Layout region records:
▬▬▬▬▬▬▬▬▬▬
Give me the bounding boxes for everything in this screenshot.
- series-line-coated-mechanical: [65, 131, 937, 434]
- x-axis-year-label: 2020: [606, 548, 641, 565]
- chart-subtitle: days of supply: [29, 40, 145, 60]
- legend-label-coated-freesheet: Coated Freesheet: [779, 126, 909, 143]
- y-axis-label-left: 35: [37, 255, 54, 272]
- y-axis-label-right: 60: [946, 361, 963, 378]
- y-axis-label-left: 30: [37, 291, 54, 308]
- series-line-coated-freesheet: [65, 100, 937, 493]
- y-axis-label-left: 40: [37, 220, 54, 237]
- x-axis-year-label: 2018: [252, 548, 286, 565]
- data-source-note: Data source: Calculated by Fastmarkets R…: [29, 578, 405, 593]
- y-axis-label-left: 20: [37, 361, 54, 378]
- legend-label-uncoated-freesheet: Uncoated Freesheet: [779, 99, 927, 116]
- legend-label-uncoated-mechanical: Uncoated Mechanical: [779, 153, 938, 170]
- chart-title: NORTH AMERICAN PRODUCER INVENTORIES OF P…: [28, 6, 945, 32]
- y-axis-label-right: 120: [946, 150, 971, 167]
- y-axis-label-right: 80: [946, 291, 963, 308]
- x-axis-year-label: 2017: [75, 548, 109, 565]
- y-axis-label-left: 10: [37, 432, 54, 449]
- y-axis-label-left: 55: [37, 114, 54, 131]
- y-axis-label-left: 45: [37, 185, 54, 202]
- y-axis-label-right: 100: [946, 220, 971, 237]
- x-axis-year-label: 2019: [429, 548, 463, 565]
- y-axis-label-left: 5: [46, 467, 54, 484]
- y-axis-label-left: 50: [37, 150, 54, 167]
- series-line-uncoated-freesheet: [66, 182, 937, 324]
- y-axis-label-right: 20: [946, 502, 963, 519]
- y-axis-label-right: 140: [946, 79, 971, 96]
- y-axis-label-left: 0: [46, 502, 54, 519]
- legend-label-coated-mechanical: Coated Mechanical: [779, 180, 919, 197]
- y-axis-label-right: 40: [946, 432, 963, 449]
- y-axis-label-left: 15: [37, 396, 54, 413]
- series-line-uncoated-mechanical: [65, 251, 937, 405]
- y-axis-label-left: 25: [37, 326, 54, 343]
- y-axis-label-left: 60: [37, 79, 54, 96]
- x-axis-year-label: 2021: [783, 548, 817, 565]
▬▬▬▬▬▬▬▬▬▬
### Task prompt:
Copy out the records verbatim, starting at the first line and ending at the line that contains "- y-axis-label-right: 100: [946, 220, 971, 237]".

### Response to this exercise:
Give me the bounding boxes for everything in this screenshot.
- series-line-coated-mechanical: [65, 131, 937, 434]
- x-axis-year-label: 2020: [606, 548, 641, 565]
- chart-subtitle: days of supply: [29, 40, 145, 60]
- legend-label-coated-freesheet: Coated Freesheet: [779, 126, 909, 143]
- y-axis-label-left: 35: [37, 255, 54, 272]
- y-axis-label-right: 60: [946, 361, 963, 378]
- y-axis-label-left: 30: [37, 291, 54, 308]
- series-line-coated-freesheet: [65, 100, 937, 493]
- y-axis-label-left: 40: [37, 220, 54, 237]
- x-axis-year-label: 2018: [252, 548, 286, 565]
- data-source-note: Data source: Calculated by Fastmarkets R…: [29, 578, 405, 593]
- y-axis-label-left: 20: [37, 361, 54, 378]
- legend-label-uncoated-freesheet: Uncoated Freesheet: [779, 99, 927, 116]
- legend-label-uncoated-mechanical: Uncoated Mechanical: [779, 153, 938, 170]
- chart-title: NORTH AMERICAN PRODUCER INVENTORIES OF P…: [28, 6, 945, 32]
- y-axis-label-right: 120: [946, 150, 971, 167]
- y-axis-label-right: 80: [946, 291, 963, 308]
- x-axis-year-label: 2017: [75, 548, 109, 565]
- y-axis-label-left: 10: [37, 432, 54, 449]
- y-axis-label-left: 55: [37, 114, 54, 131]
- y-axis-label-left: 45: [37, 185, 54, 202]
- y-axis-label-right: 100: [946, 220, 971, 237]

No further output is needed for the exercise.